# Le problème
Selon l'extrait à lire, combien d'entreprises travaillent actuellement au développement de solutions de capture du CO₂ ?

# Extrait à lire
2 000 milliards de dollars : la valeur attendue pour cinq technologies énergétiques d’ici 2035

ABOU DHABI, 2 avril 2025 (WAM) – Le marché des véhicules électriques, des électrolyseurs, des pompes à chaleur, de l’énergie solaire photovoltaïque et des éoliennes devrait tripler pour atteindre 2 100 milliards de dollars d’ici 2035, selon l’Agence internationale de l’énergie (AIE).

Dans son rapport intitulé « Perspectives des technologies de l’énergie 2024 », l’AIE a affirmé que le secteur de la capture du dioxyde de carbone figure parmi les plus dynamiques de la dernière décennie, avec un nombre de start-ups spécialisées multiplié par sept. Actuellement, plus de 140 entreprises travaillent activement au développement de solutions de capture du CO₂.

# Données fournies
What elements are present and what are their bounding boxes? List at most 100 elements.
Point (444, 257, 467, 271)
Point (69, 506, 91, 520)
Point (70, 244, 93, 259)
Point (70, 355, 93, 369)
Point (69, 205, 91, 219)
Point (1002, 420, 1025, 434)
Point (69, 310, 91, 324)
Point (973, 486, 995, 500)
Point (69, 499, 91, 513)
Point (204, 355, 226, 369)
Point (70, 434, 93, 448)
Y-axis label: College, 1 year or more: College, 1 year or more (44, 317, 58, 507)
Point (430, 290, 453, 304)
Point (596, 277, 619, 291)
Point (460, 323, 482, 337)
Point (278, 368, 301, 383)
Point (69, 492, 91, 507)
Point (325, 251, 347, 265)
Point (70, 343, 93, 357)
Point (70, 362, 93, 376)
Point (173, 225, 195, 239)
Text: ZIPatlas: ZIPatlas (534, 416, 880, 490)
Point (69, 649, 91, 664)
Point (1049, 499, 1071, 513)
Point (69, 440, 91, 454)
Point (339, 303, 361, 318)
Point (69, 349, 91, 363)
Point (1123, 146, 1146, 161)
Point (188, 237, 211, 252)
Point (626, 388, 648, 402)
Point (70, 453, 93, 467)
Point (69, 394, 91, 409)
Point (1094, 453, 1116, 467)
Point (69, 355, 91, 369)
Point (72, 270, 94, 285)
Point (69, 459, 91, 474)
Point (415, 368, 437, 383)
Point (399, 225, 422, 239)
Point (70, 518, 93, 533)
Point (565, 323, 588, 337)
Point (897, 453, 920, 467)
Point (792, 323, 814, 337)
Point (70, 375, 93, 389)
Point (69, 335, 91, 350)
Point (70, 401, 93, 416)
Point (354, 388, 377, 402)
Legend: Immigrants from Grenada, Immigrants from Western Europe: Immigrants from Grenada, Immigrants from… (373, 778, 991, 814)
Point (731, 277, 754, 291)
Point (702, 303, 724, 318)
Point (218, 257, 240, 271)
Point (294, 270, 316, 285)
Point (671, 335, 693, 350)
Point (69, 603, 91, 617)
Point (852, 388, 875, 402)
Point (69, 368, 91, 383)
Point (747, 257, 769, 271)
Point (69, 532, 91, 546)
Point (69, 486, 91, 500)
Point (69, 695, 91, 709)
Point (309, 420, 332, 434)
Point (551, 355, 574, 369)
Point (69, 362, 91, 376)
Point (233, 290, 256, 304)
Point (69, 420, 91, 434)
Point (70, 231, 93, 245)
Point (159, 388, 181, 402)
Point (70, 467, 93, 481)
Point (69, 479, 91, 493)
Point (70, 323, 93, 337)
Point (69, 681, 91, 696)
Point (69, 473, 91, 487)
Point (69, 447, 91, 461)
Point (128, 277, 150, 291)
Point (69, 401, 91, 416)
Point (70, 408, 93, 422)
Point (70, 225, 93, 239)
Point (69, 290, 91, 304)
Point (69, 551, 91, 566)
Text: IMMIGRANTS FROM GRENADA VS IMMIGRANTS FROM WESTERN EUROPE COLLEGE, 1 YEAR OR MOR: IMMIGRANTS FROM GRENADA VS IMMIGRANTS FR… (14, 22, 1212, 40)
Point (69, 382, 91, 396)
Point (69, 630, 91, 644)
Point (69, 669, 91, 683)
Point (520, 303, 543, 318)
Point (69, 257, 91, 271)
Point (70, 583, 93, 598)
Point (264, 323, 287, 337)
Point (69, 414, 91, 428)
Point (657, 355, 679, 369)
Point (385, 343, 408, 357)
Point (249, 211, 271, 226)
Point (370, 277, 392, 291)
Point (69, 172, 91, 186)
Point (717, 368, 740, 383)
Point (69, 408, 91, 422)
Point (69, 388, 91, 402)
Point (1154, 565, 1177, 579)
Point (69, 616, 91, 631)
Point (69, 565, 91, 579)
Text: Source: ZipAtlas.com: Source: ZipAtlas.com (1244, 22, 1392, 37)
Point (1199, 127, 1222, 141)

# Corrigé
Plus de 140 entreprises.